Task details:
Below are some records. Pull every line that contains the word "number".

Supplied data:
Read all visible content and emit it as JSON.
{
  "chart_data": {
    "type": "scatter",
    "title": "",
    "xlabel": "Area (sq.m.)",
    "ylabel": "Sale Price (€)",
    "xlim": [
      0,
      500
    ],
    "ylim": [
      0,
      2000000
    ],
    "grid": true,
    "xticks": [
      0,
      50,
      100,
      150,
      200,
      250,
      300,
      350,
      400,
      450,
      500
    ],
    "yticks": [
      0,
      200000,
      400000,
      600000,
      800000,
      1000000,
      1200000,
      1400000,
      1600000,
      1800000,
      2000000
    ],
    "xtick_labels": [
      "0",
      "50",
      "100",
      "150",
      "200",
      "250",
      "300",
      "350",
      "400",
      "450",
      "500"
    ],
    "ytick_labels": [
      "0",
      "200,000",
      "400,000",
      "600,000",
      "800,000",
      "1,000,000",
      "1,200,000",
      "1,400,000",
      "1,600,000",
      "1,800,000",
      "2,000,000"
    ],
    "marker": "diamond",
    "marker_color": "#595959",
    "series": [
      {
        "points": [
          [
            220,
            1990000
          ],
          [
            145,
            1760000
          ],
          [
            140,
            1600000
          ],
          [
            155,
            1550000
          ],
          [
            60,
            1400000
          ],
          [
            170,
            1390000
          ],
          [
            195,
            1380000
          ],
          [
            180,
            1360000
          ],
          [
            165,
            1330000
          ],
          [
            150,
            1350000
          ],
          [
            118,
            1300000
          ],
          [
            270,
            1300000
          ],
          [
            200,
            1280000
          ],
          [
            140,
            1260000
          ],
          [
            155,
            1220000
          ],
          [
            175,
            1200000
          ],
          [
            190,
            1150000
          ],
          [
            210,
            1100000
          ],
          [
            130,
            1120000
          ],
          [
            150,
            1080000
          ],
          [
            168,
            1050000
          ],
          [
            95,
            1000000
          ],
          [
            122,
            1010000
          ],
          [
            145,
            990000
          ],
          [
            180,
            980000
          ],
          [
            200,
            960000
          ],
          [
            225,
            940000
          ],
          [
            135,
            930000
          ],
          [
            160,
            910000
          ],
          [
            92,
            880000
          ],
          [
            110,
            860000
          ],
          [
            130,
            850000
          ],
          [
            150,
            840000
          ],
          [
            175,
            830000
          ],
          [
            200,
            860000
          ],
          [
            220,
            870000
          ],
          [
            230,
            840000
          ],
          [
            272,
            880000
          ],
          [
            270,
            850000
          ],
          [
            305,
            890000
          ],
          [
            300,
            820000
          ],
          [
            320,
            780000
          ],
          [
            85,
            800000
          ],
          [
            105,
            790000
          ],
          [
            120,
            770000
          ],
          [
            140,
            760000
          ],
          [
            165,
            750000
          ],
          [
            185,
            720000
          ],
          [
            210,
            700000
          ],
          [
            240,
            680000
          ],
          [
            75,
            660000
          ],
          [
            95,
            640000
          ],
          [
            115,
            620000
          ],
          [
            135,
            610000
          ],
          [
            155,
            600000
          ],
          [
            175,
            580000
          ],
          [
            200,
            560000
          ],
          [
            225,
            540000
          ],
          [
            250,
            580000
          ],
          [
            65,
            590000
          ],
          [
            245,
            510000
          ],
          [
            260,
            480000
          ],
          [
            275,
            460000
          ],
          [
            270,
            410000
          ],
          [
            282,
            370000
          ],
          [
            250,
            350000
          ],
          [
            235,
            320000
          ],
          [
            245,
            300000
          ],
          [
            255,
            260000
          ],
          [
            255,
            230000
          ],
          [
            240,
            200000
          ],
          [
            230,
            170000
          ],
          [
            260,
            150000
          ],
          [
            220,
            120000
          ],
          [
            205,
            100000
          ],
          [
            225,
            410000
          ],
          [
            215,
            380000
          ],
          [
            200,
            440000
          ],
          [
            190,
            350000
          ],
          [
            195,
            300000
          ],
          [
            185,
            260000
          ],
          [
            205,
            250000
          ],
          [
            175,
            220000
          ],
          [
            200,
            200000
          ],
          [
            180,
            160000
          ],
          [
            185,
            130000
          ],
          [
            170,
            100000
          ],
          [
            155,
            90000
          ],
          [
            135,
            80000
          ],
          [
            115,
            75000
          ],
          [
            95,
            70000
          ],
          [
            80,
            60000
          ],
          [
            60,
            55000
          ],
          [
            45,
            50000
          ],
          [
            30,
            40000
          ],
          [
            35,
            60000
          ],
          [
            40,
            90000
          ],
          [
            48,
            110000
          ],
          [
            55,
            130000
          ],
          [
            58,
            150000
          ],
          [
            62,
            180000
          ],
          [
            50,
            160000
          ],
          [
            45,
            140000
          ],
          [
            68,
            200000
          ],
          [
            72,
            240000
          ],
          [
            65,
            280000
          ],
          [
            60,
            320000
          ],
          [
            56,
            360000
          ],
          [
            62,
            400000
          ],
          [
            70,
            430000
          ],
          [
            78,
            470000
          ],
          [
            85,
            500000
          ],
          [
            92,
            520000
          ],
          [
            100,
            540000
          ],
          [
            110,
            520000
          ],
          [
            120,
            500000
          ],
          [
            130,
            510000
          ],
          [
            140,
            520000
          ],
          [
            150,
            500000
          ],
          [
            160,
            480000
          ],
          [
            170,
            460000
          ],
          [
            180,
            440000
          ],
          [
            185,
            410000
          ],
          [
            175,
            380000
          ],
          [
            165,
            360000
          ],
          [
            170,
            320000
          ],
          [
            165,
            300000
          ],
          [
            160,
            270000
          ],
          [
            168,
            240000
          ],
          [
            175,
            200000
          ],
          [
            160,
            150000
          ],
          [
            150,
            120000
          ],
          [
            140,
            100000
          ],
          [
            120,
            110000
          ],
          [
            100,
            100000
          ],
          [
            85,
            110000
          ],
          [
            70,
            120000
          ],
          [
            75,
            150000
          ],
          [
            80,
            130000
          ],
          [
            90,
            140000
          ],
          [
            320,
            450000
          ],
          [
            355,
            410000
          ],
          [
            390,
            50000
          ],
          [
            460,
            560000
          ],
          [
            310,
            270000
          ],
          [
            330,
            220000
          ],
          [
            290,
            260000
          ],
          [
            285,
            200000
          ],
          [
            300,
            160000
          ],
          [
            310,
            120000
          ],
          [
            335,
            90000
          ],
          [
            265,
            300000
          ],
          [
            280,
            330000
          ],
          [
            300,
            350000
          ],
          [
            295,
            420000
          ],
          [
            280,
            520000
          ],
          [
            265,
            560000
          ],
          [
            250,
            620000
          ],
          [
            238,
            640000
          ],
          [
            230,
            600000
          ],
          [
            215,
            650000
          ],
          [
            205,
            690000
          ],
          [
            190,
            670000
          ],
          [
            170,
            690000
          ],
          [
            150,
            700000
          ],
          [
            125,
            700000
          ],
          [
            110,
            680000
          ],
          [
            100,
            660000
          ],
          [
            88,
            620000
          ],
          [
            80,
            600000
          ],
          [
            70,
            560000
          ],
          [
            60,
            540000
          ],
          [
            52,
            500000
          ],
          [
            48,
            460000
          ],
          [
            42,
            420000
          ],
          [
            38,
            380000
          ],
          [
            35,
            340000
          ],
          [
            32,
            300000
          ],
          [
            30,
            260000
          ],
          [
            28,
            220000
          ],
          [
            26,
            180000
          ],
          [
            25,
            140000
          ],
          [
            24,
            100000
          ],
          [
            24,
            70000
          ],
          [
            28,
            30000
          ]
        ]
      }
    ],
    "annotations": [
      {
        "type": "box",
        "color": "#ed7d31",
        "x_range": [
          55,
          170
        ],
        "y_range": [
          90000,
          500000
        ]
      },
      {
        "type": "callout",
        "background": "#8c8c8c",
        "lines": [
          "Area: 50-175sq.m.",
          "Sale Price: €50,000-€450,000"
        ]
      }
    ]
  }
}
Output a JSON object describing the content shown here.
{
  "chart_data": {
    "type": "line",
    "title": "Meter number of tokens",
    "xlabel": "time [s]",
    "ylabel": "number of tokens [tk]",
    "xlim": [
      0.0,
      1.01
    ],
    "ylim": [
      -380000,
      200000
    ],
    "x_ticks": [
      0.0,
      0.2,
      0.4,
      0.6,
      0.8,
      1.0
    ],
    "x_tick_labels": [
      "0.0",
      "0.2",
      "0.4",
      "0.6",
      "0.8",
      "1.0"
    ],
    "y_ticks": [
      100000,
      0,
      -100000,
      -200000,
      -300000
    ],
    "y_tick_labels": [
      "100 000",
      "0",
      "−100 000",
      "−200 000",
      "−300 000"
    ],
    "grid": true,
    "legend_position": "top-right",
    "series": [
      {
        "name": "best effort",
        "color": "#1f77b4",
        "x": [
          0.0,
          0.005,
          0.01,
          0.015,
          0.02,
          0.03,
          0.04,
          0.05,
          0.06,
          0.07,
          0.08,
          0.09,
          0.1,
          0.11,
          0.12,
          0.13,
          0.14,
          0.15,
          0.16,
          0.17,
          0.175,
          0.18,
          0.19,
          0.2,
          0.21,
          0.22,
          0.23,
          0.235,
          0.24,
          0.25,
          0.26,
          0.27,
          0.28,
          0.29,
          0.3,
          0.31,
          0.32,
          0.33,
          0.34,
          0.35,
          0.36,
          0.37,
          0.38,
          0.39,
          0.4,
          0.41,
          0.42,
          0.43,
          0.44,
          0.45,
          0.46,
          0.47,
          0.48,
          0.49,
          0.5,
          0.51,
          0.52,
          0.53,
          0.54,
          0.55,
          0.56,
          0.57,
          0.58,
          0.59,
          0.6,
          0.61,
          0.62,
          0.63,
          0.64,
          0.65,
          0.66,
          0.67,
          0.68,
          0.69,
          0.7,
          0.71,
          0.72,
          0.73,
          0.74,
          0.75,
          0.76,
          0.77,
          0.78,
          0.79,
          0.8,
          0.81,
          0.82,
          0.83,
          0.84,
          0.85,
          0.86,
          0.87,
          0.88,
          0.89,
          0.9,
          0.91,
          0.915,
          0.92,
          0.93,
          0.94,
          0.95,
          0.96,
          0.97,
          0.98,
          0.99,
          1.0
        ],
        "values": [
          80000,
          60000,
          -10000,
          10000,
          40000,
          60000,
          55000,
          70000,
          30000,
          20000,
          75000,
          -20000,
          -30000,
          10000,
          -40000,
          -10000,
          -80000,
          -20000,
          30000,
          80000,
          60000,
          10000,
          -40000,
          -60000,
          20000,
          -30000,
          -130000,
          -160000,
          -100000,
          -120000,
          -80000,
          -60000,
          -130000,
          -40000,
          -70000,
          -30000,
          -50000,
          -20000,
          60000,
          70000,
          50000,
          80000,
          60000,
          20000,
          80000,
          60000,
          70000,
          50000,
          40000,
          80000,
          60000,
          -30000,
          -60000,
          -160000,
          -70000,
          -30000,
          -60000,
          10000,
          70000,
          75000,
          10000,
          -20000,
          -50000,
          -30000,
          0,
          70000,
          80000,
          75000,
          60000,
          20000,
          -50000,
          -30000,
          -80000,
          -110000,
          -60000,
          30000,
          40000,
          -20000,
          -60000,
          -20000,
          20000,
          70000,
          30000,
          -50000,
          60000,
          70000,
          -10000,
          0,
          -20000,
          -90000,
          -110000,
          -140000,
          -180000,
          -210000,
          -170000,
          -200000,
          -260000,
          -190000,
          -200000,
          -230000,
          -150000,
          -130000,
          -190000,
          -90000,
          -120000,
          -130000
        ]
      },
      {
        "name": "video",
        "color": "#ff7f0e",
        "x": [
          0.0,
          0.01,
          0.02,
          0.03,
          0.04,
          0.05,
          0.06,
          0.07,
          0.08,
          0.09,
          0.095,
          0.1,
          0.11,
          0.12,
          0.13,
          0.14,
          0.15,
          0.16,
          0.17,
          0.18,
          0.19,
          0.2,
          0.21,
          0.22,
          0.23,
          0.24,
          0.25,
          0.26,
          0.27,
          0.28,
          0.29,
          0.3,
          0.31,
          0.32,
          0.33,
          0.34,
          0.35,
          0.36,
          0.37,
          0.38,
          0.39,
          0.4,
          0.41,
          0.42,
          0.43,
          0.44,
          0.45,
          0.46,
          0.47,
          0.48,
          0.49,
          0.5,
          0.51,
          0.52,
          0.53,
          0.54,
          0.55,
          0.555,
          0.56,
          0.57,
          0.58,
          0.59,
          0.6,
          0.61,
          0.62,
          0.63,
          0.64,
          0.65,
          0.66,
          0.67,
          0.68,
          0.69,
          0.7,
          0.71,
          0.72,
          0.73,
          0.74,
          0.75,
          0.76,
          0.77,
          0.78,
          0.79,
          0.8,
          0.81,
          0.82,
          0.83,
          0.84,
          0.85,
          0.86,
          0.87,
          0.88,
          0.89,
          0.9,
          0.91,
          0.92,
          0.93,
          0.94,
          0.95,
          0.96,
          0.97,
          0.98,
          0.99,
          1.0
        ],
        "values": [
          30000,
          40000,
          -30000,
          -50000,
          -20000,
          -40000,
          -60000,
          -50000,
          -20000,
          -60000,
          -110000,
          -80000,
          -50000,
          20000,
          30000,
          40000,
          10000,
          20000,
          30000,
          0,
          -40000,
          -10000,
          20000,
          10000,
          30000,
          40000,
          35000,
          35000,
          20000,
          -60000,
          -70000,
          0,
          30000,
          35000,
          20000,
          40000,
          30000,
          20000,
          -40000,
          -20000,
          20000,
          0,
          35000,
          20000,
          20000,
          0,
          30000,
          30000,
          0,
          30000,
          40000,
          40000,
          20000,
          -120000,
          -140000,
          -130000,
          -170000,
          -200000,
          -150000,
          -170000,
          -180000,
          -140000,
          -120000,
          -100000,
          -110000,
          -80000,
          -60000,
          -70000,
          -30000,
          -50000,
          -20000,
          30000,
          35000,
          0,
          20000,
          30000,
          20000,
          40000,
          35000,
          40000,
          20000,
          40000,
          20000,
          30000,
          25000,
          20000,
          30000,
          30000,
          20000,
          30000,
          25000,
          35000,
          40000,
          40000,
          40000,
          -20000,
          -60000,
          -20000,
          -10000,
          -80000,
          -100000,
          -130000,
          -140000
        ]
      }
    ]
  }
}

Solved problem:
    "title": "Meter number of tokens",
    "ylabel": "number of tokens [tk]",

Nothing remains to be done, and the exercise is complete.